→ **THE EXERCISE**
Every line that includes the word "Zoom" is to be listed.

→ **TASK INPUTS**
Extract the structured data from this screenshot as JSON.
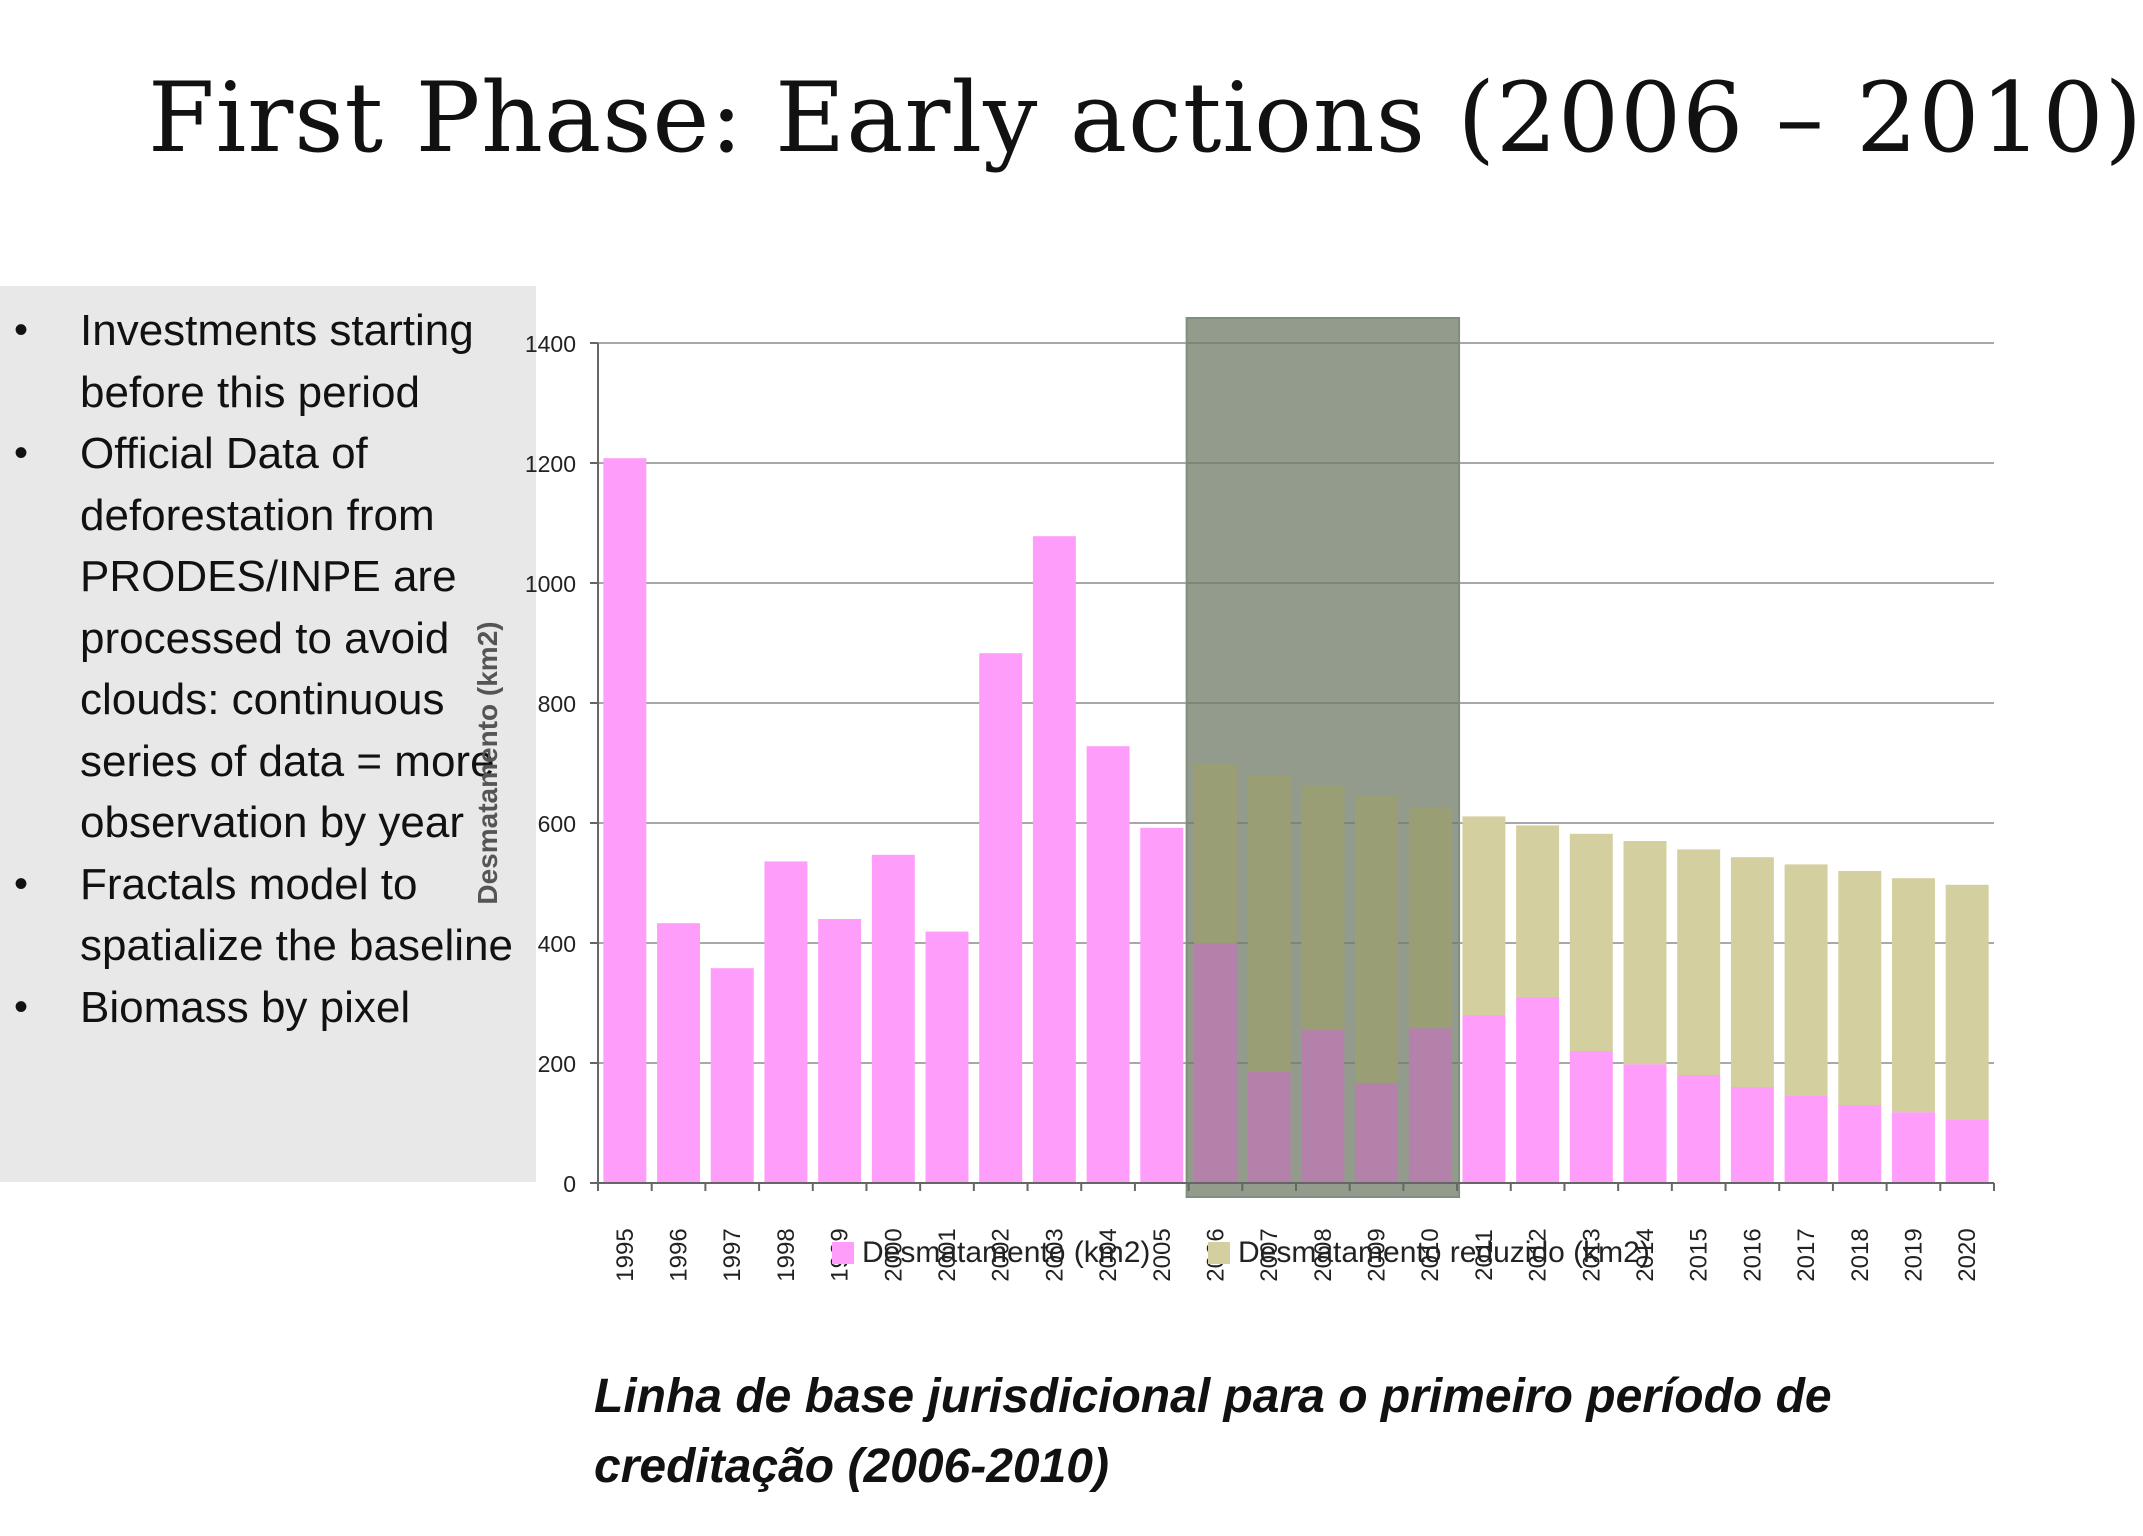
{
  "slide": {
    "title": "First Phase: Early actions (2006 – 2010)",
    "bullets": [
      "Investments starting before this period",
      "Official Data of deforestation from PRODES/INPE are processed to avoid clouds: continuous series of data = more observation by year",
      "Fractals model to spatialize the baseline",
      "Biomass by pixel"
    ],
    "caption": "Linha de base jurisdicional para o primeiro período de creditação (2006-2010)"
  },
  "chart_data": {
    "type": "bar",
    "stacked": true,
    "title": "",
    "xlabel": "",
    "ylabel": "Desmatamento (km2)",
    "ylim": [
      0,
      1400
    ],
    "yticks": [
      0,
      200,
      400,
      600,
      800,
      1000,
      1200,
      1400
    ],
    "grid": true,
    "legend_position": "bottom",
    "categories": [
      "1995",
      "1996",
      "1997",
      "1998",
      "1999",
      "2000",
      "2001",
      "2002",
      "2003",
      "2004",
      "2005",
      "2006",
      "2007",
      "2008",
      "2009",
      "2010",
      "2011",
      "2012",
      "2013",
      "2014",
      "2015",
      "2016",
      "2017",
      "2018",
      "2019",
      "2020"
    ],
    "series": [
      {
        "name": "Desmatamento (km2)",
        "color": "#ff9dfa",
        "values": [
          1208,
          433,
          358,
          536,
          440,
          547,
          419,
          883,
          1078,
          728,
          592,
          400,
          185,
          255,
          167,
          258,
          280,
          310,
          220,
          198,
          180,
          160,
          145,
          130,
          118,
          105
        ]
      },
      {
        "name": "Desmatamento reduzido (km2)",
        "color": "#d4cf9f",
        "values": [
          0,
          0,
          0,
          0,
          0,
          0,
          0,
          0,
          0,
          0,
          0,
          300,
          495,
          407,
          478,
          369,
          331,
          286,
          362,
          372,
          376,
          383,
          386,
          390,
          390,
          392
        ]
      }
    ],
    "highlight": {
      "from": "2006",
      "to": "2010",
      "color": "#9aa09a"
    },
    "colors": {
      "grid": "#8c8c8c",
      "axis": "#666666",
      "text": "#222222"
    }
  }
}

--

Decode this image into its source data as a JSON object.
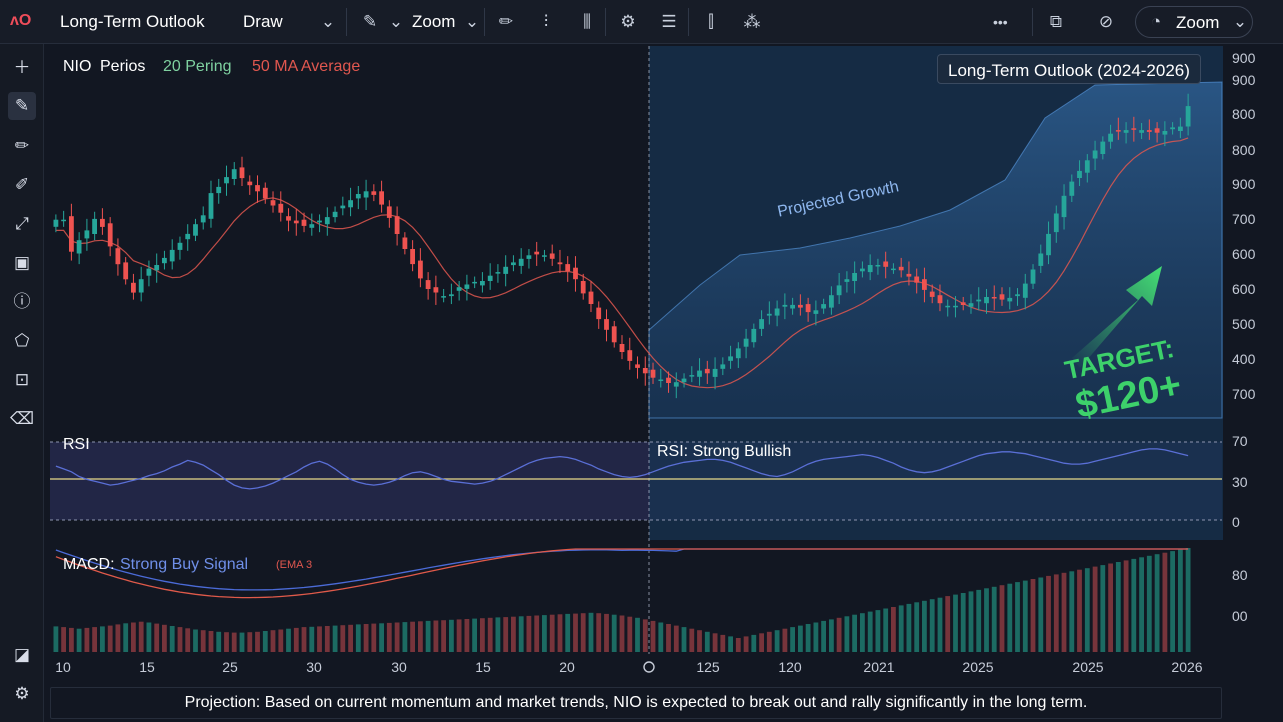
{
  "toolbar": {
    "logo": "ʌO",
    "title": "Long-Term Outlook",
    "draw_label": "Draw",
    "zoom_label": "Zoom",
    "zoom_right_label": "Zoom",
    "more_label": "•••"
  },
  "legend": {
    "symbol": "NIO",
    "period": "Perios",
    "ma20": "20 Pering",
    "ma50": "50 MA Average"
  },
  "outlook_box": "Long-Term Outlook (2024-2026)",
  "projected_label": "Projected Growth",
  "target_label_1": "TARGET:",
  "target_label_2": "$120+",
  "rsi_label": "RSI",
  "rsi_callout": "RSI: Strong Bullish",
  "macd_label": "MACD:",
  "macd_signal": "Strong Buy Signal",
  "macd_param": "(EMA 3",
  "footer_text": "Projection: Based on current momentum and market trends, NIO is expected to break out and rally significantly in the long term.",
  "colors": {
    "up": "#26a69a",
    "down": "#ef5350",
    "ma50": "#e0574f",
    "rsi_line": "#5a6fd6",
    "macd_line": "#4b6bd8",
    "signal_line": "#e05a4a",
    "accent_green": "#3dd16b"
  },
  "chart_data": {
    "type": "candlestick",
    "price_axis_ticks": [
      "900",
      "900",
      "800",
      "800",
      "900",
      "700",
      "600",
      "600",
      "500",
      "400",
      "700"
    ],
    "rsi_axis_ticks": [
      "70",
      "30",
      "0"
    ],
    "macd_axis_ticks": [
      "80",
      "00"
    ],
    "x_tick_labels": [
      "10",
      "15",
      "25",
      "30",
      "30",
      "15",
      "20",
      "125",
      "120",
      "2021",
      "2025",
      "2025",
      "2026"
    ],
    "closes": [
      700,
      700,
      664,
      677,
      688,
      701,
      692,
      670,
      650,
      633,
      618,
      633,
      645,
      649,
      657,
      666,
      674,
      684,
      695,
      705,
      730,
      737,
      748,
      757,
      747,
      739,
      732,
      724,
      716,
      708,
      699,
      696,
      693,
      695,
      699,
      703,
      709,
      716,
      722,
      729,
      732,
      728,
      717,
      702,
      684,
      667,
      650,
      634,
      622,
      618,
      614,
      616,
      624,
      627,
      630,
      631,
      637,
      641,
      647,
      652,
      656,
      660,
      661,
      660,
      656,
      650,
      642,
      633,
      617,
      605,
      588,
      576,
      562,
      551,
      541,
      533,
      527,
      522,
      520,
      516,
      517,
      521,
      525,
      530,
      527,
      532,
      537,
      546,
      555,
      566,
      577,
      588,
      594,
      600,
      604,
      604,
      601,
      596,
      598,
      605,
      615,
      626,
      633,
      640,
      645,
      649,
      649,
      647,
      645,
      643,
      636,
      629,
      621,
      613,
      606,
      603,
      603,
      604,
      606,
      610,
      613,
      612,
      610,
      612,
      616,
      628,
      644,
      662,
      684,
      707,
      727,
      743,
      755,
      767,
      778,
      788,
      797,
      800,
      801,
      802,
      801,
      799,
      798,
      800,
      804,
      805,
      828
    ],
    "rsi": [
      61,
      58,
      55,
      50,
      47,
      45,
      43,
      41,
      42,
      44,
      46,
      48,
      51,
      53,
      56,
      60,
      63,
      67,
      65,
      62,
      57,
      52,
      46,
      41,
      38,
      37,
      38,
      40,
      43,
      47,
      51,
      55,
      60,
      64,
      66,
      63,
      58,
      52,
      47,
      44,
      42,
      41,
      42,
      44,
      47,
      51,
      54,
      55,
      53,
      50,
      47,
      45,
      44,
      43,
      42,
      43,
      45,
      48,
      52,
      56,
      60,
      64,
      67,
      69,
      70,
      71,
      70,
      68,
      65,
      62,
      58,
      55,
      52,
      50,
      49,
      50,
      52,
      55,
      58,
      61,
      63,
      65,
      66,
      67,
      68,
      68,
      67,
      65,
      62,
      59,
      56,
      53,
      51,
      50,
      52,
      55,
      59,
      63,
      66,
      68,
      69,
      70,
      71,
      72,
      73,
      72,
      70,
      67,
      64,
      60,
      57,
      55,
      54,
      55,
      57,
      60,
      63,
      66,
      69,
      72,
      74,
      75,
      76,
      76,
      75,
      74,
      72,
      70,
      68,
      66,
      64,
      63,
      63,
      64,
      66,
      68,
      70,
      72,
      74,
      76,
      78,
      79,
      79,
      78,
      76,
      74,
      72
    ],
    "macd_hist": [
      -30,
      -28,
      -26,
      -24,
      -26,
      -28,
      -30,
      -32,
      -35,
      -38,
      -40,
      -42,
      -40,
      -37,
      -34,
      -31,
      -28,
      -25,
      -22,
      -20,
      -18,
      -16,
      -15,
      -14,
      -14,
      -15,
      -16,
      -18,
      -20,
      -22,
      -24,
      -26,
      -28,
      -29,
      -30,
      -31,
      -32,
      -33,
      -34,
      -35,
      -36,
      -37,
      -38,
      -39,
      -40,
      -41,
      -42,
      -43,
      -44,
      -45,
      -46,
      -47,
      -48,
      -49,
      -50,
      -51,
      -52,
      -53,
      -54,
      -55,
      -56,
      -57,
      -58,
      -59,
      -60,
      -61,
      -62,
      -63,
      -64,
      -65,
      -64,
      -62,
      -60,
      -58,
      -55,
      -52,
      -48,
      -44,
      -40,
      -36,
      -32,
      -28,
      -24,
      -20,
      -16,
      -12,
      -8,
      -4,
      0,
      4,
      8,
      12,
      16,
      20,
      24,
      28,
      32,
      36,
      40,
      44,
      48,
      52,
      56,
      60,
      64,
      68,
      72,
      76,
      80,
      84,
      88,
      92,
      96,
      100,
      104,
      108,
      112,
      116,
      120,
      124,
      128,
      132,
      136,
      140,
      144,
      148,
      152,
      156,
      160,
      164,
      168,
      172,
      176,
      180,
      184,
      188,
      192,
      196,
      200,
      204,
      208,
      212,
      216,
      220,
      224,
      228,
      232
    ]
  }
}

...

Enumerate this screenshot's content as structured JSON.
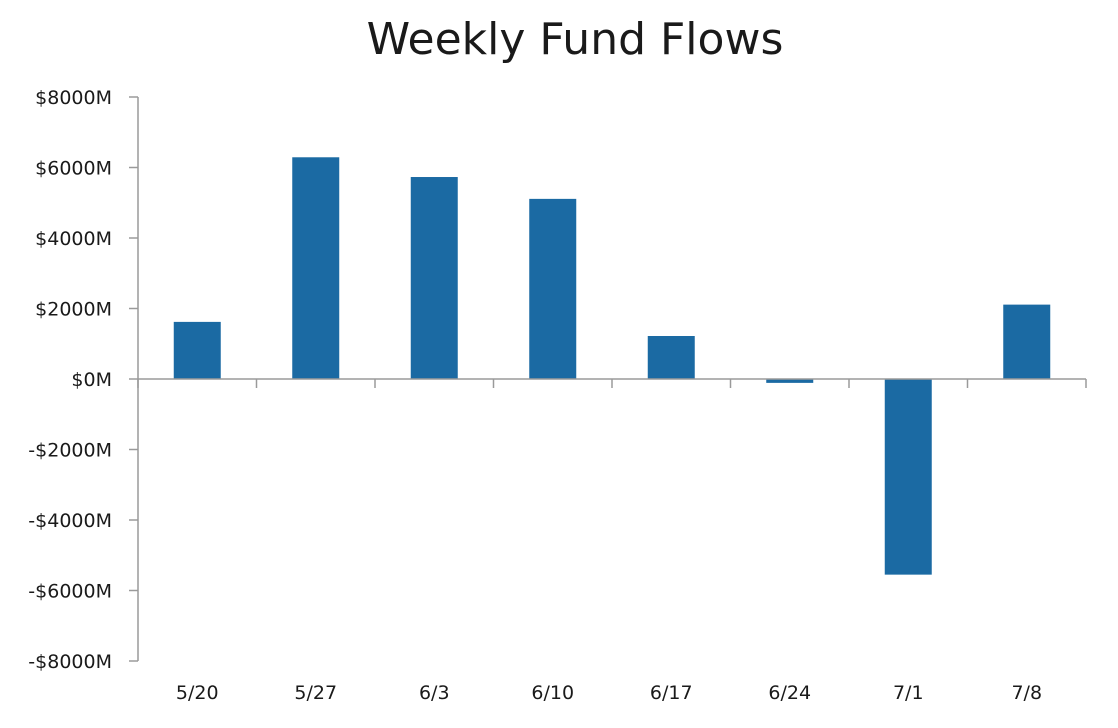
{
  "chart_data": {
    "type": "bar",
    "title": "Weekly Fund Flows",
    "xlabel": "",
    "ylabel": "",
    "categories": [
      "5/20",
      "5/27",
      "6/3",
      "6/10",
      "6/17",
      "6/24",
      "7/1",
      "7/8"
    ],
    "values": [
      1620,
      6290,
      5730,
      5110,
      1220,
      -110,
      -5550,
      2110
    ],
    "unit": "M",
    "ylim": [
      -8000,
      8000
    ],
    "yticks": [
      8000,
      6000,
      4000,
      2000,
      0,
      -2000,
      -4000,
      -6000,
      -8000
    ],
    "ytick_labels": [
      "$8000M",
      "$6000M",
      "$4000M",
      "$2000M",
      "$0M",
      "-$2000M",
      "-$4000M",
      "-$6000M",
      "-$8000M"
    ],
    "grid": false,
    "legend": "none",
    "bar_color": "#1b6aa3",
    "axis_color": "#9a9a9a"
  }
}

→ **SOLUTION FOR THIS PROBLEM**
    "zoom_label": "Zoom",
    "zoom_right_label": "Zoom",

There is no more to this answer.